**INSTRUCTIONS FOR THE TASK**
Say how many lines of the listing below contain "Latency", giving the number and nothing else.

**RECORDS SUPPLIED**
******************************

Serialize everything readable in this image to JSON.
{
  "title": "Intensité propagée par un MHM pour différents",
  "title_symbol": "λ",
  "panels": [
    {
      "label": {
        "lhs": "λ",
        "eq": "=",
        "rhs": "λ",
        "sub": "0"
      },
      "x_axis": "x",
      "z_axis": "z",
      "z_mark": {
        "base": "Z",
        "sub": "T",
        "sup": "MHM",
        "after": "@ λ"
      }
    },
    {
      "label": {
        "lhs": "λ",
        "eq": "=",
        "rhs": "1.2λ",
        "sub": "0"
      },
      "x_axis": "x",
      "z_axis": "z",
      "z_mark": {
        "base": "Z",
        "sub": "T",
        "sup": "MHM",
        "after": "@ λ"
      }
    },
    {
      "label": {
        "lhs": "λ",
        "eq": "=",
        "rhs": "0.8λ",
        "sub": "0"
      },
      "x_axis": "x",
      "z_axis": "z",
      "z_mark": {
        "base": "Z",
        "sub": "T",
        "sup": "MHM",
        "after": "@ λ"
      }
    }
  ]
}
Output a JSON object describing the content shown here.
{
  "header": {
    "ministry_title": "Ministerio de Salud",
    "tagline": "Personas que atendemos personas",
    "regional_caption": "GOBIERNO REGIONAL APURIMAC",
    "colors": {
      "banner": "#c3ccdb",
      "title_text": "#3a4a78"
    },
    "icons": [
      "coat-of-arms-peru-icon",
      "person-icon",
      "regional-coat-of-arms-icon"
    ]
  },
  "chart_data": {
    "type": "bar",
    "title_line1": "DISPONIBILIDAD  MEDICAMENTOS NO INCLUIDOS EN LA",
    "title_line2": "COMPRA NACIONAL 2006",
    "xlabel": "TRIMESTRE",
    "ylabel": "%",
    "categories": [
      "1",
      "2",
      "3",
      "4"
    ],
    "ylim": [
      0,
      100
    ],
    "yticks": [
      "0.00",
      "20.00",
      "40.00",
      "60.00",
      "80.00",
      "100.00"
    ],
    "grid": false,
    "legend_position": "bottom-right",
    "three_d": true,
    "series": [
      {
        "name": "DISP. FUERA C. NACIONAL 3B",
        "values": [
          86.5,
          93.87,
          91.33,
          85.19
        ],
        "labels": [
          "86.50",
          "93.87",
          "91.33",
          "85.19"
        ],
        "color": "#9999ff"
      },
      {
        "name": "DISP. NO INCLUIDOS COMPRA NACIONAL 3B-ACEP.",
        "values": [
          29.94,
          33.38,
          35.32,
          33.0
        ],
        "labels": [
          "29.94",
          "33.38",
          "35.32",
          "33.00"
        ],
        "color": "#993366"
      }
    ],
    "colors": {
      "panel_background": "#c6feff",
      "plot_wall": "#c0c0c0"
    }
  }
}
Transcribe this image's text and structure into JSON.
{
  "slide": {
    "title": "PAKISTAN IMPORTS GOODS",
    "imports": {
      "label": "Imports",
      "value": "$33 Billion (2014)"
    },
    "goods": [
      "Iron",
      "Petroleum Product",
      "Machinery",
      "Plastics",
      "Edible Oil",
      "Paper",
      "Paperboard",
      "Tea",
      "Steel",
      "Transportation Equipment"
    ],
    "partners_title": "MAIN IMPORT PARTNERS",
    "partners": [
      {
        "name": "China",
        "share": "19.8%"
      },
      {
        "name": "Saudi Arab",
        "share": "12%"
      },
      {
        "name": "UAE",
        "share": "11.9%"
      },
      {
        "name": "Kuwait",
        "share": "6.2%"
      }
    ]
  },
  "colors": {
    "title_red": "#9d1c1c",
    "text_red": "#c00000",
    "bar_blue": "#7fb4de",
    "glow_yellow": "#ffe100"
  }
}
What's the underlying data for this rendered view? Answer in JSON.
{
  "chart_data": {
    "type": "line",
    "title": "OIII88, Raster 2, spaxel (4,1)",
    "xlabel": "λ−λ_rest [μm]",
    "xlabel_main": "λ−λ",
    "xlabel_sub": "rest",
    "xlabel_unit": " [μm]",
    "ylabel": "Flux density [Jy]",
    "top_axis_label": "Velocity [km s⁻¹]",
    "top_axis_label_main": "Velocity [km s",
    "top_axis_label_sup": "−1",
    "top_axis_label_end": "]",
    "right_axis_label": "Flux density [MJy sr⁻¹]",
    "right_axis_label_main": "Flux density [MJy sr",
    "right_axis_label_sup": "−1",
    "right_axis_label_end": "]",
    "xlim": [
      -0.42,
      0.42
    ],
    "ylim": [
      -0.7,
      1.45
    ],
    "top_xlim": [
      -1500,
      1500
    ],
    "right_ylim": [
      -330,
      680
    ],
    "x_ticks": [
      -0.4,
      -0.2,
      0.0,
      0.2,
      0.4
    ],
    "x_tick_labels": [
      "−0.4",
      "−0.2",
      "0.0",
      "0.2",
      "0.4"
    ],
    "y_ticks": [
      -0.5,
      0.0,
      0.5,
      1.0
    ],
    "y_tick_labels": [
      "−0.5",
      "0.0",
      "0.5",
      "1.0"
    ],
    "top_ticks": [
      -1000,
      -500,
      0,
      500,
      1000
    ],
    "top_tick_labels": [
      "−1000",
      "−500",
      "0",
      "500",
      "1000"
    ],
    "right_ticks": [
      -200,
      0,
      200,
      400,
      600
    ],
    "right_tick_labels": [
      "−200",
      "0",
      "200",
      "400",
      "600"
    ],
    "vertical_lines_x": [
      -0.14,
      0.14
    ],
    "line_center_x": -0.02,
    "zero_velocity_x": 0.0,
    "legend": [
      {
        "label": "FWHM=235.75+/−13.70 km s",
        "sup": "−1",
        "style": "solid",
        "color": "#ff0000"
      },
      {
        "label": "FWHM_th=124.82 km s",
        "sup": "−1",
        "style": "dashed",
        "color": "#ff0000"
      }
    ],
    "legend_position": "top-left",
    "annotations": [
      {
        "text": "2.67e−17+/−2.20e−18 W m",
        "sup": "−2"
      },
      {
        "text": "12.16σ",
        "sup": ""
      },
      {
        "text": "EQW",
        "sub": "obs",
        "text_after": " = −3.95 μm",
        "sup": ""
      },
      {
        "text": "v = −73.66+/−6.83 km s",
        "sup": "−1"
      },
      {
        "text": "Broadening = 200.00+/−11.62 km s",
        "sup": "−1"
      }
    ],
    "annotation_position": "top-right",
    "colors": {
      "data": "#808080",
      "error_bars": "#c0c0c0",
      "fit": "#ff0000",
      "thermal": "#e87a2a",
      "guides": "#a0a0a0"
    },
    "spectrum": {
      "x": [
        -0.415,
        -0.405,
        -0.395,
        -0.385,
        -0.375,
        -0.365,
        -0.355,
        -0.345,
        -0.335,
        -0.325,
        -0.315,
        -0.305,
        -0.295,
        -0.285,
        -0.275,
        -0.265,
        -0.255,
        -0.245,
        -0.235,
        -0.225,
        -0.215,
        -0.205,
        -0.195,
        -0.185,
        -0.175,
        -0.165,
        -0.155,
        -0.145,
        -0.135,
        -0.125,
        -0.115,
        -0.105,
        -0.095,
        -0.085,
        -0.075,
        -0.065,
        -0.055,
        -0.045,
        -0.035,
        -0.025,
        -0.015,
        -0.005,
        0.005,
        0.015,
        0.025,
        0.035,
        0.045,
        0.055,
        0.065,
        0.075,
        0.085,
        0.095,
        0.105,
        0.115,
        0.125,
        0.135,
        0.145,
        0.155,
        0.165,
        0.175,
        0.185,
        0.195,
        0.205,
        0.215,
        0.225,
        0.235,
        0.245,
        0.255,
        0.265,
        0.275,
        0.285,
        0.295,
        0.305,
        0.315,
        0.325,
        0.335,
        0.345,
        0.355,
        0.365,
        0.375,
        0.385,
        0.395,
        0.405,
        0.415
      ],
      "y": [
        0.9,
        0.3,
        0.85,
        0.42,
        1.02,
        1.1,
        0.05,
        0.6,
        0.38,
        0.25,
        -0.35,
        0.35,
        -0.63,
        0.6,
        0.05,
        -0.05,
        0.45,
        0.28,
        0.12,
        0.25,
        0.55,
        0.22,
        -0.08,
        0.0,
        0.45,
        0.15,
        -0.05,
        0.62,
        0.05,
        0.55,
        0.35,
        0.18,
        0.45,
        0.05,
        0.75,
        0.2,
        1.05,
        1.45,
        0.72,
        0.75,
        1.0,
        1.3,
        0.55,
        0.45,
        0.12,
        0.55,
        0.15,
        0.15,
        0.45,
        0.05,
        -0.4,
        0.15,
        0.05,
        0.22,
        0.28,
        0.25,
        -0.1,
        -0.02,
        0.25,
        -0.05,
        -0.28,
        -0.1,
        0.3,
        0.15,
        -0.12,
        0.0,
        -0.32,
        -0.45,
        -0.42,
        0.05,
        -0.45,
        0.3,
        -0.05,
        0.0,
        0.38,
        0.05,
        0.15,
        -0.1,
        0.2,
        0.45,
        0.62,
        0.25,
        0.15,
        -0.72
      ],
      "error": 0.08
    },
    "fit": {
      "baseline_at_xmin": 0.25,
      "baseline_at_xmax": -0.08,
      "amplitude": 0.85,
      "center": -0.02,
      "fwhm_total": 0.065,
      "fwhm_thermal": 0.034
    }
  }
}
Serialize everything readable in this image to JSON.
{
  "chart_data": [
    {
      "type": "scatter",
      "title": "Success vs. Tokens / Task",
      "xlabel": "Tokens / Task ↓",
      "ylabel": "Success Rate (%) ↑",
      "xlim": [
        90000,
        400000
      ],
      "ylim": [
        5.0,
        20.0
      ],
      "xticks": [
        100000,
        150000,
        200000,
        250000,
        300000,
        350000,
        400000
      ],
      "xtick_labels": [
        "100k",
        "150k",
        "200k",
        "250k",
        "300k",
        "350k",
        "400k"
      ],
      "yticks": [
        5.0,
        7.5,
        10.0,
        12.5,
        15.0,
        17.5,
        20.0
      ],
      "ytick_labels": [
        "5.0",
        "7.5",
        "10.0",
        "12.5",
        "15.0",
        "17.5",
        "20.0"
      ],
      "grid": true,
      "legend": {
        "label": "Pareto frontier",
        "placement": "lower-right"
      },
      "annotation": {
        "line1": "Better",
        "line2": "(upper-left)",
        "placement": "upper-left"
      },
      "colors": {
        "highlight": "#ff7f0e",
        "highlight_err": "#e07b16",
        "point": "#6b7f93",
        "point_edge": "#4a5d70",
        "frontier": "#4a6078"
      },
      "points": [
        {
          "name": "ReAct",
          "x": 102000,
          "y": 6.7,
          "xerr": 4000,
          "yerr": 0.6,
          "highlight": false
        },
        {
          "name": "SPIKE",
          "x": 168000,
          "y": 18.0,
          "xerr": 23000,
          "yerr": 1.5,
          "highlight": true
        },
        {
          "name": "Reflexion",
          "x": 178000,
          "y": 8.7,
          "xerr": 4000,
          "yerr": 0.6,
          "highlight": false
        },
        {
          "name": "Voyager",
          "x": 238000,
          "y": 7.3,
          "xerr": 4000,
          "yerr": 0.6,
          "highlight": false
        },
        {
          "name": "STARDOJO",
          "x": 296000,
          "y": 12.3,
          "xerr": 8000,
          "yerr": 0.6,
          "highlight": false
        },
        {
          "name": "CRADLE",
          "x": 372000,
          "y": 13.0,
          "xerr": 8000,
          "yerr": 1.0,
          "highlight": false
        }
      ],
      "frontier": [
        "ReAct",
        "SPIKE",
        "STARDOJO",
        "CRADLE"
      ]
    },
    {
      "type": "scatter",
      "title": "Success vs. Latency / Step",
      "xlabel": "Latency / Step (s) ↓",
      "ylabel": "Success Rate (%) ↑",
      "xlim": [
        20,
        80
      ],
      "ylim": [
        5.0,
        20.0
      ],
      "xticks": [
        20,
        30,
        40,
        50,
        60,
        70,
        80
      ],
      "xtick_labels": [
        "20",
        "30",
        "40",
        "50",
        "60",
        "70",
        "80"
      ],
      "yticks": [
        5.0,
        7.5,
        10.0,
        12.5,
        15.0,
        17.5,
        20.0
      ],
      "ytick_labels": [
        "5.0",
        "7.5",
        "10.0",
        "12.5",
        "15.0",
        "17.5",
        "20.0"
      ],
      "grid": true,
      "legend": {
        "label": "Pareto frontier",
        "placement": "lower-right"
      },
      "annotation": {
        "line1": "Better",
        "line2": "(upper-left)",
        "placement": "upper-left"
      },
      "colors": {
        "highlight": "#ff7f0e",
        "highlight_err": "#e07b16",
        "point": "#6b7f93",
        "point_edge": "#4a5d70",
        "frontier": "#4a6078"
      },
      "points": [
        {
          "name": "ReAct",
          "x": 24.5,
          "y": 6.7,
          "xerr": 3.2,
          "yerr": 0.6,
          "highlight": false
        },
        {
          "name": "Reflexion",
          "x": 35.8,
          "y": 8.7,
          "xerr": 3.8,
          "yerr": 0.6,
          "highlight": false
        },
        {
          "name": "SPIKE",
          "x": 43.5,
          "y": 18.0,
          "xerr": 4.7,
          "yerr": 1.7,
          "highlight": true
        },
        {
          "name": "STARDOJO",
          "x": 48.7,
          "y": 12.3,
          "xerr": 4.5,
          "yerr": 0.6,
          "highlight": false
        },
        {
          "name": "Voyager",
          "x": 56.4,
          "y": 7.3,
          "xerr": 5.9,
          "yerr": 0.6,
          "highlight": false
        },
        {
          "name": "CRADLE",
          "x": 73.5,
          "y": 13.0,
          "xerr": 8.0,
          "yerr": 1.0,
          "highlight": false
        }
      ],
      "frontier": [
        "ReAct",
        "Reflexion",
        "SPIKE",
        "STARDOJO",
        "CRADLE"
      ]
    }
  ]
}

******************************

**WORKED ANSWER**
2